Goal -
Repeat the records exactly. Every line must match.

Saved entries:
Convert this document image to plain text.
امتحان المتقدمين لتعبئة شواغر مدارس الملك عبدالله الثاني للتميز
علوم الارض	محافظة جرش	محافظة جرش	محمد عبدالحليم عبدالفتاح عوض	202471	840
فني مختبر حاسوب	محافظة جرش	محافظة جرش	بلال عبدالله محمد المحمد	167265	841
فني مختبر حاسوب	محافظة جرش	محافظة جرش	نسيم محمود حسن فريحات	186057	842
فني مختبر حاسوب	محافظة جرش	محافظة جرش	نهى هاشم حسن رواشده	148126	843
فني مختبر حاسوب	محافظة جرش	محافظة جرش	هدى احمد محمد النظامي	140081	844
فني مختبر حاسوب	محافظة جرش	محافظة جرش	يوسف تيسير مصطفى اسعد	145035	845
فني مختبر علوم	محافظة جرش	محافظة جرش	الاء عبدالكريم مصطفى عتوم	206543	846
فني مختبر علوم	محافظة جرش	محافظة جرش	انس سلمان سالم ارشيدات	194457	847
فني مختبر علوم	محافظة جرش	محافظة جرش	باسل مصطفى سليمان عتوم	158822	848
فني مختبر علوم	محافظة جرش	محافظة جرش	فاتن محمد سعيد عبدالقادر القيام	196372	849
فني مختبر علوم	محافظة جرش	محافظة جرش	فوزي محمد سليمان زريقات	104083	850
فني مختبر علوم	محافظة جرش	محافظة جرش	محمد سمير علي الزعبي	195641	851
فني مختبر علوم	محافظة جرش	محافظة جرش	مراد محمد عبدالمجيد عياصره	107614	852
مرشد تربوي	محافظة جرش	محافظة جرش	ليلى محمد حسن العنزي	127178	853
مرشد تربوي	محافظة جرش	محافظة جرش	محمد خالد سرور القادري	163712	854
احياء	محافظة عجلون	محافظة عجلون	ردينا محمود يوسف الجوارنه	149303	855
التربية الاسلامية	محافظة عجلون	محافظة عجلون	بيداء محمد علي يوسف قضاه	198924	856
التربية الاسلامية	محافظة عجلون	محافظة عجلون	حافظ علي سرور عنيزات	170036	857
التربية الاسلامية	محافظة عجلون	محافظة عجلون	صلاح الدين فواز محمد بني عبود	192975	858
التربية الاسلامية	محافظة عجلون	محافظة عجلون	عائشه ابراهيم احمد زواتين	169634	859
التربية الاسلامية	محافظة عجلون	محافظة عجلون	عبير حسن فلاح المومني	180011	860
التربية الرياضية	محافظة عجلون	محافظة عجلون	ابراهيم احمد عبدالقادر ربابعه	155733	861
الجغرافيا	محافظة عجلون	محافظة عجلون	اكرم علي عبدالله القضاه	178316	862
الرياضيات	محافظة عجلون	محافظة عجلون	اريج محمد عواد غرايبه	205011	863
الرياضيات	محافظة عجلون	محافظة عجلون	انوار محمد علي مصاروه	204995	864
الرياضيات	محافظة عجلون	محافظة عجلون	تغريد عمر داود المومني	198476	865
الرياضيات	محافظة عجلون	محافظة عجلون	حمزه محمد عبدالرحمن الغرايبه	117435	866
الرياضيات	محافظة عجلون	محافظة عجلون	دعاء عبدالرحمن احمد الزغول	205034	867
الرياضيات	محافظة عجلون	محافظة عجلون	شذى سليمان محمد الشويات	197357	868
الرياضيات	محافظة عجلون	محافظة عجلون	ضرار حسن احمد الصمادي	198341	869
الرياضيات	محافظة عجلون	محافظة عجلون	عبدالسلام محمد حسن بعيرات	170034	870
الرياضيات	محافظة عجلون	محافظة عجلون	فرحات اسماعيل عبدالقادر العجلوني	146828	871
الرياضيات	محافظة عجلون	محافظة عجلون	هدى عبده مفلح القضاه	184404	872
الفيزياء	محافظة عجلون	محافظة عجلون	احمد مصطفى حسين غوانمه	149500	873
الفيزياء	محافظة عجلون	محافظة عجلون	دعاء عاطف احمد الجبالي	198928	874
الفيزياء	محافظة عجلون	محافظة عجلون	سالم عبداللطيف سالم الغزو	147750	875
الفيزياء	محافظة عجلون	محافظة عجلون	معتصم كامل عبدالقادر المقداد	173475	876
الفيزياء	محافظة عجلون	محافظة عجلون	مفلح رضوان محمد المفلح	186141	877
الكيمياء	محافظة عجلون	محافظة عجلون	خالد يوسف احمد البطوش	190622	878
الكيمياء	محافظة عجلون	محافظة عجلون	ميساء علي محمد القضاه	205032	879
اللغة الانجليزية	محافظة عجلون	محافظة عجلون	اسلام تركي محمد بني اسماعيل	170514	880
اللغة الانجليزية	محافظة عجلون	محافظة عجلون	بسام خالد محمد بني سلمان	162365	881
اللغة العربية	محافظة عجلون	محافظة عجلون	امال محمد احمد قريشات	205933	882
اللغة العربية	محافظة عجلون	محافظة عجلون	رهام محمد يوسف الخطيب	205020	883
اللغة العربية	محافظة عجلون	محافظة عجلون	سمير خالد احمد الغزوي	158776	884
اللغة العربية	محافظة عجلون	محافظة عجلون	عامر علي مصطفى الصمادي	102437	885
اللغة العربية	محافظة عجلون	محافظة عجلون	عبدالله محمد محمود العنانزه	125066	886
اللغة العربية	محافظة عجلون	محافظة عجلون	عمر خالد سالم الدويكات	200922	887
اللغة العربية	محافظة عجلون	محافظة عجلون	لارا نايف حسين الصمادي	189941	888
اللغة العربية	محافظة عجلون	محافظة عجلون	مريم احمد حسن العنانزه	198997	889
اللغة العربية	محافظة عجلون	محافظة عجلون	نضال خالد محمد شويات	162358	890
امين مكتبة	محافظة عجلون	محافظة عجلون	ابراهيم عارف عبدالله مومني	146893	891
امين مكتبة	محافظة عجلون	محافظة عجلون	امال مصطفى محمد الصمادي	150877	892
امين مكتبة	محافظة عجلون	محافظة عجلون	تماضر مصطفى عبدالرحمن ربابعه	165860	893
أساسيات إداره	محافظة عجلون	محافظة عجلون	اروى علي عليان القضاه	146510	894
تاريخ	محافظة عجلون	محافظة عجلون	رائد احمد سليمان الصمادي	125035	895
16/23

The response -
Convert this document image to plain text.
امتحان المتقدمين لتعبئة شواغر مدارس الملك عبدالله الثاني للتميز
علوم الارض	محافظة جرش	محافظة جرش	محمد عبدالحليم عبدالفتاح عوض	202471	840
فني مختبر حاسوب	محافظة جرش	محافظة جرش	بلال عبدالله محمد المحمد	167265	841
فني مختبر حاسوب	محافظة جرش	محافظة جرش	نسيم محمود حسن فريحات	186057	842
فني مختبر حاسوب	محافظة جرش	محافظة جرش	نهى هاشم حسن رواشده	148126	843
فني مختبر حاسوب	محافظة جرش	محافظة جرش	هدى احمد محمد النظامي	140081	844
فني مختبر حاسوب	محافظة جرش	محافظة جرش	يوسف تيسير مصطفى اسعد	145035	845
فني مختبر علوم	محافظة جرش	محافظة جرش	الاء عبدالكريم مصطفى عتوم	206543	846
فني مختبر علوم	محافظة جرش	محافظة جرش	انس سلمان سالم ارشيدات	194457	847
فني مختبر علوم	محافظة جرش	محافظة جرش	باسل مصطفى سليمان عتوم	158822	848
فني مختبر علوم	محافظة جرش	محافظة جرش	فاتن محمد سعيد عبدالقادر القيام	196372	849
فني مختبر علوم	محافظة جرش	محافظة جرش	فوزي محمد سليمان زريقات	104083	850
فني مختبر علوم	محافظة جرش	محافظة جرش	محمد سمير علي الزعبي	195641	851
فني مختبر علوم	محافظة جرش	محافظة جرش	مراد محمد عبدالمجيد عياصره	107614	852
مرشد تربوي	محافظة جرش	محافظة جرش	ليلى محمد حسن العنزي	127178	853
مرشد تربوي	محافظة جرش	محافظة جرش	محمد خالد سرور القادري	163712	854
احياء	محافظة عجلون	محافظة عجلون	ردينا محمود يوسف الجوارنه	149303	855
التربية الاسلامية	محافظة عجلون	محافظة عجلون	بيداء محمد علي يوسف قضاه	198924	856
التربية الاسلامية	محافظة عجلون	محافظة عجلون	حافظ علي سرور عنيزات	170036	857
التربية الاسلامية	محافظة عجلون	محافظة عجلون	صلاح الدين فواز محمد بني عبود	192975	858
التربية الاسلامية	محافظة عجلون	محافظة عجلون	عائشه ابراهيم احمد زواتين	169634	859
التربية الاسلامية	محافظة عجلون	محافظة عجلون	عبير حسن فلاح المومني	180011	860
التربية الرياضية	محافظة عجلون	محافظة عجلون	ابراهيم احمد عبدالقادر ربابعه	155733	861
الجغرافيا	محافظة عجلون	محافظة عجلون	اكرم علي عبدالله القضاه	178316	862
الرياضيات	محافظة عجلون	محافظة عجلون	اريج محمد عواد غرايبه	205011	863
الرياضيات	محافظة عجلون	محافظة عجلون	انوار محمد علي مصاروه	204995	864
الرياضيات	محافظة عجلون	محافظة عجلون	تغريد عمر داود المومني	198476	865
الرياضيات	محافظة عجلون	محافظة عجلون	حمزه محمد عبدالرحمن الغرايبه	117435	866
الرياضيات	محافظة عجلون	محافظة عجلون	دعاء عبدالرحمن احمد الزغول	205034	867
الرياضيات	محافظة عجلون	محافظة عجلون	شذى سليمان محمد الشويات	197357	868
الرياضيات	محافظة عجلون	محافظة عجلون	ضرار حسن احمد الصمادي	198341	869
الرياضيات	محافظة عجلون	محافظة عجلون	عبدالسلام محمد حسن بعيرات	170034	870
الرياضيات	محافظة عجلون	محافظة عجلون	فرحات اسماعيل عبدالقادر العجلوني	146828	871
الرياضيات	محافظة عجلون	محافظة عجلون	هدى عبده مفلح القضاه	184404	872
الفيزياء	محافظة عجلون	محافظة عجلون	احمد مصطفى حسين غوانمه	149500	873
الفيزياء	محافظة عجلون	محافظة عجلون	دعاء عاطف احمد الجبالي	198928	874
الفيزياء	محافظة عجلون	محافظة عجلون	سالم عبداللطيف سالم الغزو	147750	875
الفيزياء	محافظة عجلون	محافظة عجلون	معتصم كامل عبدالقادر المقداد	173475	876
الفيزياء	محافظة عجلون	محافظة عجلون	مفلح رضوان محمد المفلح	186141	877
الكيمياء	محافظة عجلون	محافظة عجلون	خالد يوسف احمد البطوش	190622	878
الكيمياء	محافظة عجلون	محافظة عجلون	ميساء علي محمد القضاه	205032	879
اللغة الانجليزية	محافظة عجلون	محافظة عجلون	اسلام تركي محمد بني اسماعيل	170514	880
اللغة الانجليزية	محافظة عجلون	محافظة عجلون	بسام خالد محمد بني سلمان	162365	881
اللغة العربية	محافظة عجلون	محافظة عجلون	امال محمد احمد قريشات	205933	882
اللغة العربية	محافظة عجلون	محافظة عجلون	رهام محمد يوسف الخطيب	205020	883
اللغة العربية	محافظة عجلون	محافظة عجلون	سمير خالد احمد الغزوي	158776	884
اللغة العربية	محافظة عجلون	محافظة عجلون	عامر علي مصطفى الصمادي	102437	885
اللغة العربية	محافظة عجلون	محافظة عجلون	عبدالله محمد محمود العنانزه	125066	886
اللغة العربية	محافظة عجلون	محافظة عجلون	عمر خالد سالم الدويكات	200922	887
اللغة العربية	محافظة عجلون	محافظة عجلون	لارا نايف حسين الصمادي	189941	888
اللغة العربية	محافظة عجلون	محافظة عجلون	مريم احمد حسن العنانزه	198997	889
اللغة العربية	محافظة عجلون	محافظة عجلون	نضال خالد محمد شويات	162358	890
امين مكتبة	محافظة عجلون	محافظة عجلون	ابراهيم عارف عبدالله مومني	146893	891
امين مكتبة	محافظة عجلون	محافظة عجلون	امال مصطفى محمد الصمادي	150877	892
امين مكتبة	محافظة عجلون	محافظة عجلون	تماضر مصطفى عبدالرحمن ربابعه	165860	893
أساسيات إداره	محافظة عجلون	محافظة عجلون	اروى علي عليان القضاه	146510	894
تاريخ	محافظة عجلون	محافظة عجلون	رائد احمد سليمان الصمادي	125035	895
16/23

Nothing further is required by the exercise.